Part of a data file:
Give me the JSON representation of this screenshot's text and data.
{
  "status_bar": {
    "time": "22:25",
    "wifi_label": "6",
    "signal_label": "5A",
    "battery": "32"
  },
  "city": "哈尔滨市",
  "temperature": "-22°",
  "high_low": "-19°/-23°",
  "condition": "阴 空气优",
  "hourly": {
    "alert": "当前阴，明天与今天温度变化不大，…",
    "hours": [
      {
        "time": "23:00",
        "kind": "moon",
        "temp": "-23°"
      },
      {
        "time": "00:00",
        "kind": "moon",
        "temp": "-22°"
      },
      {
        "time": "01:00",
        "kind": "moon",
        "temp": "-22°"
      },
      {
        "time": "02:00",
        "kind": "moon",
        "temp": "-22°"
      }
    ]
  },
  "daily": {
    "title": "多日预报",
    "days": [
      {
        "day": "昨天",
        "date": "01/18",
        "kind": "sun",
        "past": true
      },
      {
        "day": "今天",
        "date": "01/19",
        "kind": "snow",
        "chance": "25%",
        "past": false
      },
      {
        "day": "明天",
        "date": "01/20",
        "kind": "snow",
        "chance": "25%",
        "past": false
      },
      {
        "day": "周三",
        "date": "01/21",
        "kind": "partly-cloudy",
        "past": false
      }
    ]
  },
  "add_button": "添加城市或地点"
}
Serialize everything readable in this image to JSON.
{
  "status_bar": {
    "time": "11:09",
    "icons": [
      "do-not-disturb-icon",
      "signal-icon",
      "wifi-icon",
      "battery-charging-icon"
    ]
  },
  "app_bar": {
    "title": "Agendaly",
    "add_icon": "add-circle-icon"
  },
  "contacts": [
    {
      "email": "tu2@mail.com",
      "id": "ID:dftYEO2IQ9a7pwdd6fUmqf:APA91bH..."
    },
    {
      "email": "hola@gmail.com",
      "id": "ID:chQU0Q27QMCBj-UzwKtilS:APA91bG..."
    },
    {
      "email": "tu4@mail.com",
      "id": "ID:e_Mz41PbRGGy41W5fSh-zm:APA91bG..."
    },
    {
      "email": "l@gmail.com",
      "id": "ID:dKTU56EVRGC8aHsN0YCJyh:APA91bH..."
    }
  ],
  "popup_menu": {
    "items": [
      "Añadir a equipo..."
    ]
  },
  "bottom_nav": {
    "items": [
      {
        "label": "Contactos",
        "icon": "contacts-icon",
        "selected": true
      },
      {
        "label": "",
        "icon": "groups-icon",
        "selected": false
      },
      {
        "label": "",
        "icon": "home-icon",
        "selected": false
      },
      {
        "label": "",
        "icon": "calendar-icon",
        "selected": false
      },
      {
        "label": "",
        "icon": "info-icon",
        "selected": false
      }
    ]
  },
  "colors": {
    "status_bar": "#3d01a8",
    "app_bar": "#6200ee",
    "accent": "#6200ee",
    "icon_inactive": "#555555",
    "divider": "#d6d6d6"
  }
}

### Work to be completed
Find the lines above that include the string "this" and copy them.

### In response
Give me the JSON representation of this screenshot's text and data.
Serialize everything readable in this image to JSON.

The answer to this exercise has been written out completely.